§ **WHAT YOU ARE ASKED TO DO**
Extract the text of each entry below exactly, leaving every image behind.

— BEGIN —

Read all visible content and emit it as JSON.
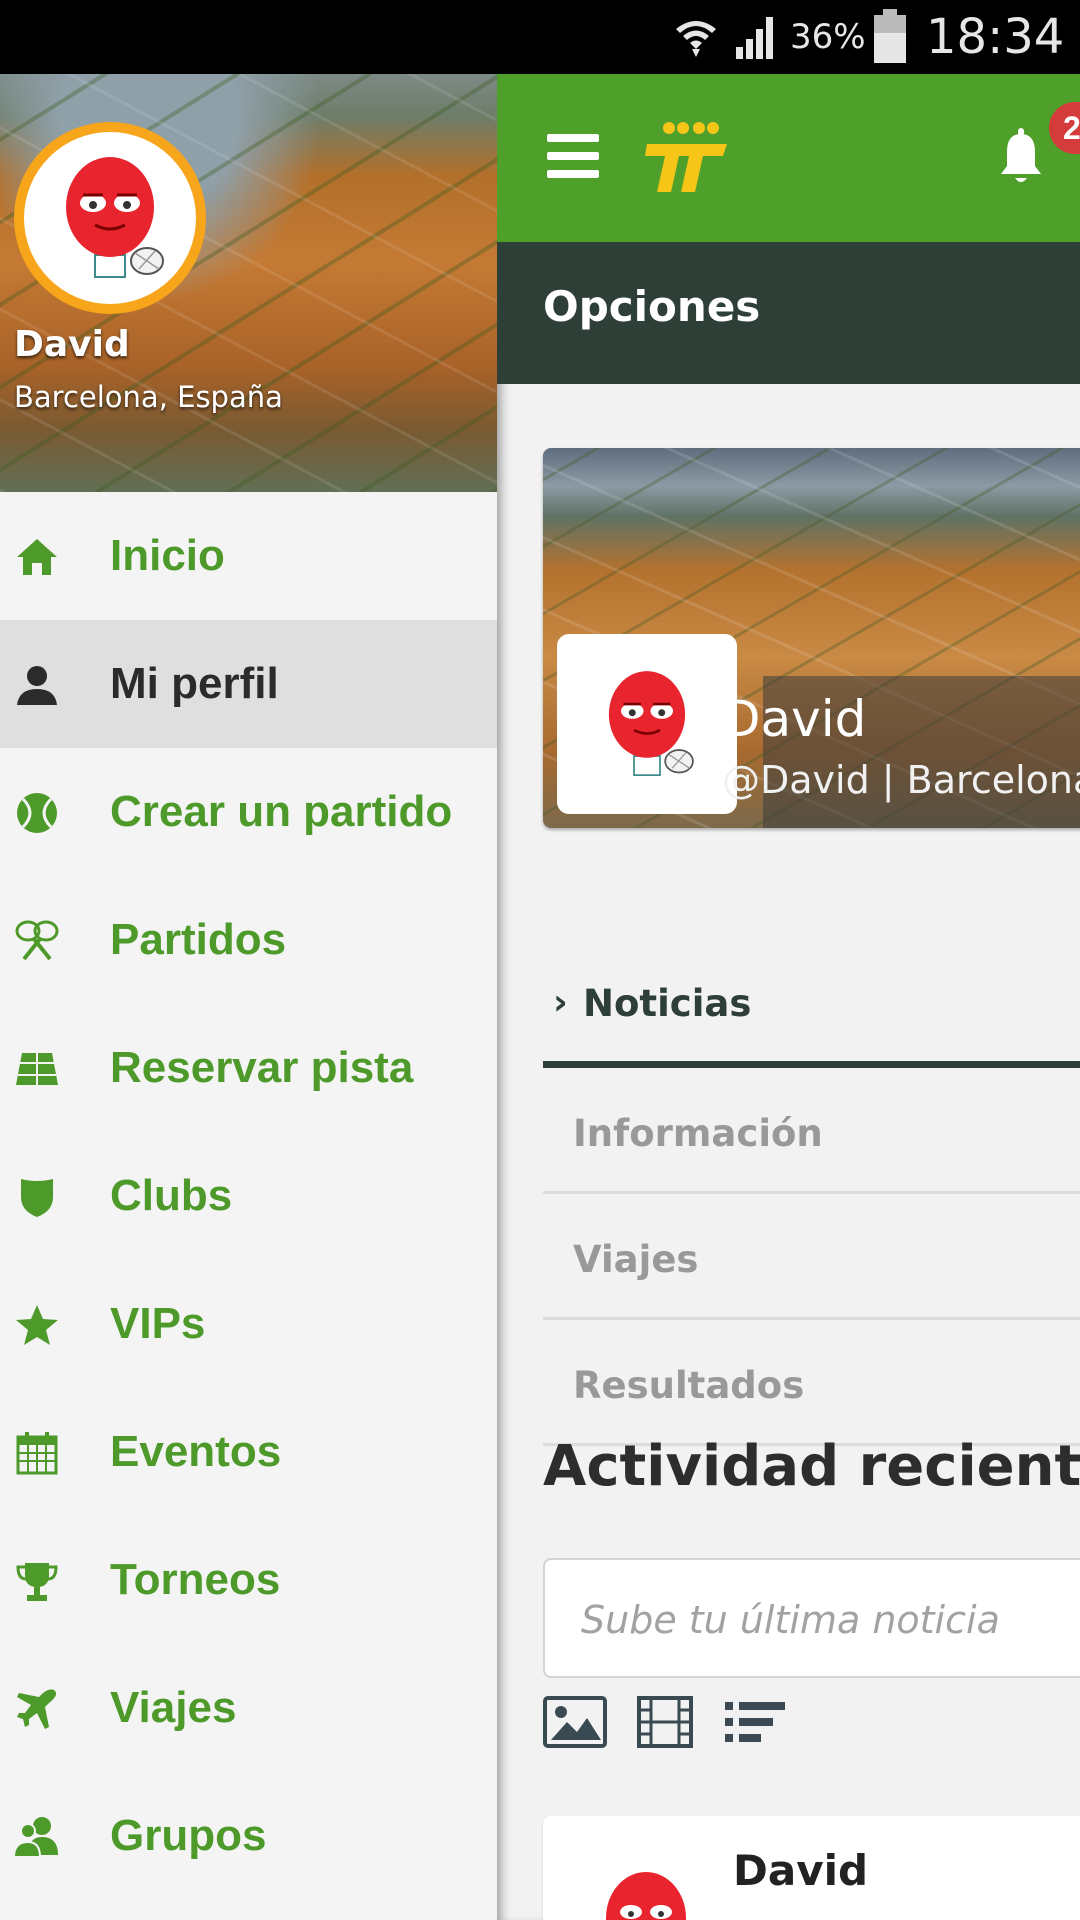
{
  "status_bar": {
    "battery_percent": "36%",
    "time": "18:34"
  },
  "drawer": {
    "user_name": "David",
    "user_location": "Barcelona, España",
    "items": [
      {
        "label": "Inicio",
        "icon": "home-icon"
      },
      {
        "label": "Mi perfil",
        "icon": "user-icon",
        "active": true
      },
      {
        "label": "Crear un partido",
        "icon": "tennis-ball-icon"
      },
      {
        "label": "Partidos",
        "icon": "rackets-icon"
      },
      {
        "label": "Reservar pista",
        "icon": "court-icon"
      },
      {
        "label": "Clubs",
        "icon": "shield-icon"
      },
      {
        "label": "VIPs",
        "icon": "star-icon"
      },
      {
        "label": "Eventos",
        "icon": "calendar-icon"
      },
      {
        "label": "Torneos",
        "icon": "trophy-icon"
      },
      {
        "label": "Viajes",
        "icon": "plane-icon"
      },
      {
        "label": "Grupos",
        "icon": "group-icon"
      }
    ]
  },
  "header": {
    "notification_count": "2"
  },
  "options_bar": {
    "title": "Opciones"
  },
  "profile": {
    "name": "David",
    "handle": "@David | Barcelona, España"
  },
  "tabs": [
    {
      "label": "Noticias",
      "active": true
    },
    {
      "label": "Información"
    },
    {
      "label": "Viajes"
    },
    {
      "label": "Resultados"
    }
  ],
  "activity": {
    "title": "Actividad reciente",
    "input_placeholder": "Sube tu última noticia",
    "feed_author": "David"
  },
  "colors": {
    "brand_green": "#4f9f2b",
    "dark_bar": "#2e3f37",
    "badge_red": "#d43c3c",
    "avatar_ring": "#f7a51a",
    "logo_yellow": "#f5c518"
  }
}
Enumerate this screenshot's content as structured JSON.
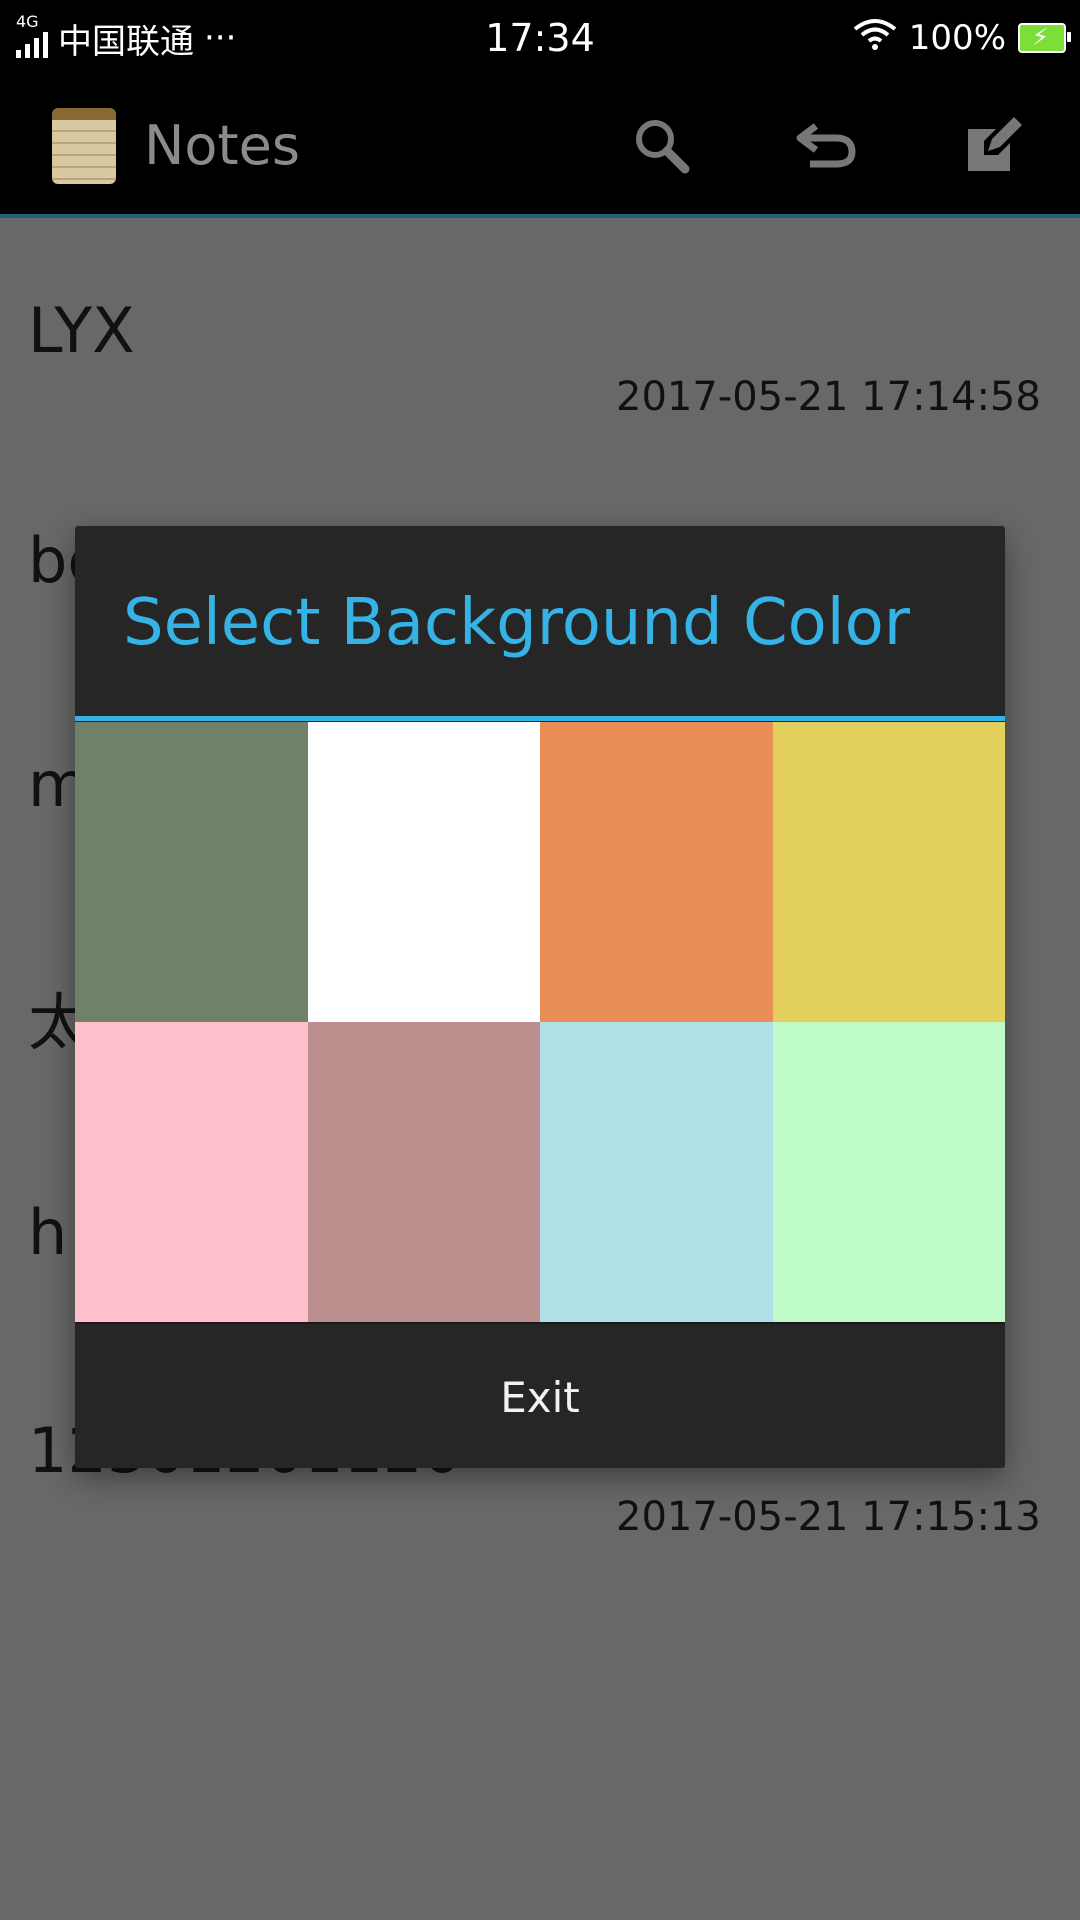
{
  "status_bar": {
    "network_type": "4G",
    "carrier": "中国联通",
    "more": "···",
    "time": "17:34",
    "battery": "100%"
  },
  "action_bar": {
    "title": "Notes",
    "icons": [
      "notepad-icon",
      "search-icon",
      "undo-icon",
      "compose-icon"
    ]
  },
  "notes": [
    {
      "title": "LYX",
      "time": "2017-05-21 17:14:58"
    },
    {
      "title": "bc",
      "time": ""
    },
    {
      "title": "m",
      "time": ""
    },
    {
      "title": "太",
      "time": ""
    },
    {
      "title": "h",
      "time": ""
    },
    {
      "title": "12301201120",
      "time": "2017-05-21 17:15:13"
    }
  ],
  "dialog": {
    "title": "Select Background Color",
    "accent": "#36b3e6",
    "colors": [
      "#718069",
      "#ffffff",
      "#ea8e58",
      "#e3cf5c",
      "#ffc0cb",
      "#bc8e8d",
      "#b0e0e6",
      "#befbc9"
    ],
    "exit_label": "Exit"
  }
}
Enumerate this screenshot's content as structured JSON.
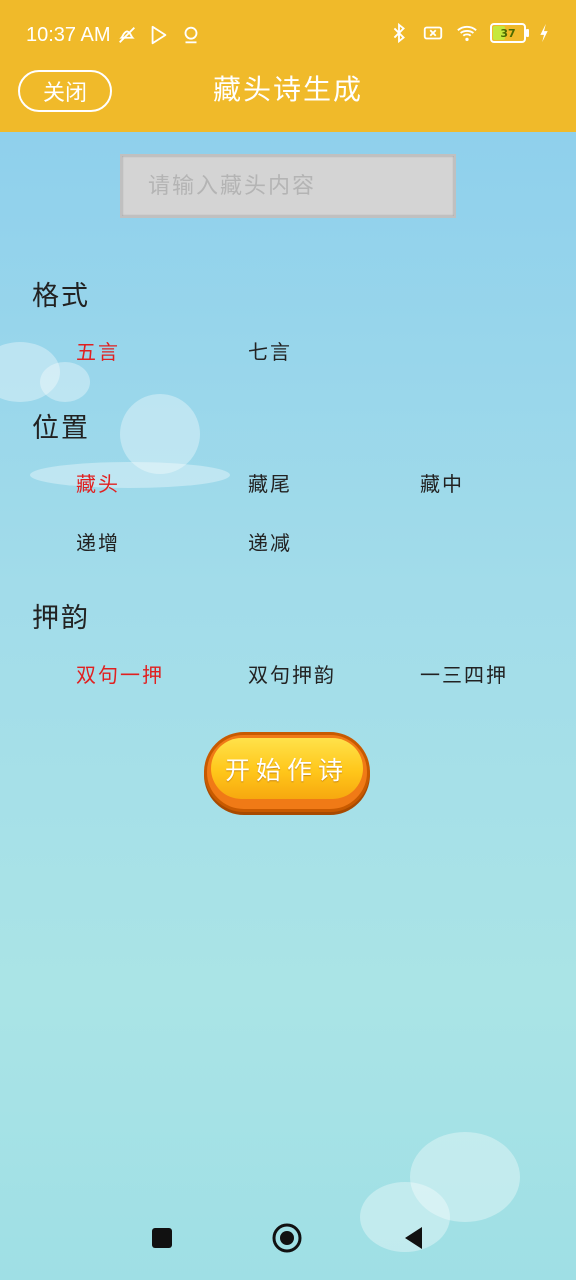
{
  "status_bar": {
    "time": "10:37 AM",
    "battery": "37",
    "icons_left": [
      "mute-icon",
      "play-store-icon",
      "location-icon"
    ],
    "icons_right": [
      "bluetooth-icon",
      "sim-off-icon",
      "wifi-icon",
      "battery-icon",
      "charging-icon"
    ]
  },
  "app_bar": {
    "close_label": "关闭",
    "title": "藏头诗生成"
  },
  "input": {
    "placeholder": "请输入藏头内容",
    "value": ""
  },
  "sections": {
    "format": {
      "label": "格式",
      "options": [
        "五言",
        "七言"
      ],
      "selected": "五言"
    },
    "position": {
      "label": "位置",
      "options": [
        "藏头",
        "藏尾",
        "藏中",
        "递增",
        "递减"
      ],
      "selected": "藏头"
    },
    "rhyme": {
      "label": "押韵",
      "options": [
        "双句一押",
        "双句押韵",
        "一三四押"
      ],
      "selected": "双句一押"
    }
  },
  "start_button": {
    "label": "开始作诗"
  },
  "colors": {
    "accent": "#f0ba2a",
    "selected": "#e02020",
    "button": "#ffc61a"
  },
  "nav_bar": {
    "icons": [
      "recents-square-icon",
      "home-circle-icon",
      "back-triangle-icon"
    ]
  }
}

— END —

§ **FINAL RESULT**
Read all visible content and emit it as JSON.
{
  "status_bar": {
    "battery_percent": "36%",
    "time": "18:34"
  },
  "drawer": {
    "user_name": "David",
    "user_location": "Barcelona, España",
    "items": [
      {
        "label": "Inicio",
        "icon": "home-icon"
      },
      {
        "label": "Mi perfil",
        "icon": "user-icon",
        "active": true
      },
      {
        "label": "Crear un partido",
        "icon": "tennis-ball-icon"
      },
      {
        "label": "Partidos",
        "icon": "rackets-icon"
      },
      {
        "label": "Reservar pista",
        "icon": "court-icon"
      },
      {
        "label": "Clubs",
        "icon": "shield-icon"
      },
      {
        "label": "VIPs",
        "icon": "star-icon"
      },
      {
        "label": "Eventos",
        "icon": "calendar-icon"
      },
      {
        "label": "Torneos",
        "icon": "trophy-icon"
      },
      {
        "label": "Viajes",
        "icon": "plane-icon"
      },
      {
        "label": "Grupos",
        "icon": "group-icon"
      }
    ]
  },
  "header": {
    "notification_count": "2"
  },
  "options_bar": {
    "title": "Opciones"
  },
  "profile": {
    "name": "David",
    "handle": "@David | Barcelona, España"
  },
  "tabs": [
    {
      "label": "Noticias",
      "active": true
    },
    {
      "label": "Información"
    },
    {
      "label": "Viajes"
    },
    {
      "label": "Resultados"
    }
  ],
  "activity": {
    "title": "Actividad reciente",
    "input_placeholder": "Sube tu última noticia",
    "feed_author": "David"
  },
  "colors": {
    "brand_green": "#4f9f2b",
    "dark_bar": "#2e3f37",
    "badge_red": "#d43c3c",
    "avatar_ring": "#f7a51a",
    "logo_yellow": "#f5c518"
  }
}
Enumerate this screenshot's content as structured JSON.
{
  "status_bar": {
    "network_type": "4G",
    "carrier": "中国联通",
    "more": "···",
    "time": "17:34",
    "battery": "100%"
  },
  "action_bar": {
    "title": "Notes",
    "icons": [
      "notepad-icon",
      "search-icon",
      "undo-icon",
      "compose-icon"
    ]
  },
  "notes": [
    {
      "title": "LYX",
      "time": "2017-05-21 17:14:58"
    },
    {
      "title": "bc",
      "time": ""
    },
    {
      "title": "m",
      "time": ""
    },
    {
      "title": "太",
      "time": ""
    },
    {
      "title": "h",
      "time": ""
    },
    {
      "title": "12301201120",
      "time": "2017-05-21 17:15:13"
    }
  ],
  "dialog": {
    "title": "Select Background Color",
    "accent": "#36b3e6",
    "colors": [
      "#718069",
      "#ffffff",
      "#ea8e58",
      "#e3cf5c",
      "#ffc0cb",
      "#bc8e8d",
      "#b0e0e6",
      "#befbc9"
    ],
    "exit_label": "Exit"
  }
}
Enumerate this screenshot's content as structured JSON.
{
  "status_bar": {
    "time": "10:37 AM",
    "battery": "37",
    "icons_left": [
      "mute-icon",
      "play-store-icon",
      "location-icon"
    ],
    "icons_right": [
      "bluetooth-icon",
      "sim-off-icon",
      "wifi-icon",
      "battery-icon",
      "charging-icon"
    ]
  },
  "app_bar": {
    "close_label": "关闭",
    "title": "藏头诗生成"
  },
  "input": {
    "placeholder": "请输入藏头内容",
    "value": ""
  },
  "sections": {
    "format": {
      "label": "格式",
      "options": [
        "五言",
        "七言"
      ],
      "selected": "五言"
    },
    "position": {
      "label": "位置",
      "options": [
        "藏头",
        "藏尾",
        "藏中",
        "递增",
        "递减"
      ],
      "selected": "藏头"
    },
    "rhyme": {
      "label": "押韵",
      "options": [
        "双句一押",
        "双句押韵",
        "一三四押"
      ],
      "selected": "双句一押"
    }
  },
  "start_button": {
    "label": "开始作诗"
  },
  "colors": {
    "accent": "#f0ba2a",
    "selected": "#e02020",
    "button": "#ffc61a"
  },
  "nav_bar": {
    "icons": [
      "recents-square-icon",
      "home-circle-icon",
      "back-triangle-icon"
    ]
  }
}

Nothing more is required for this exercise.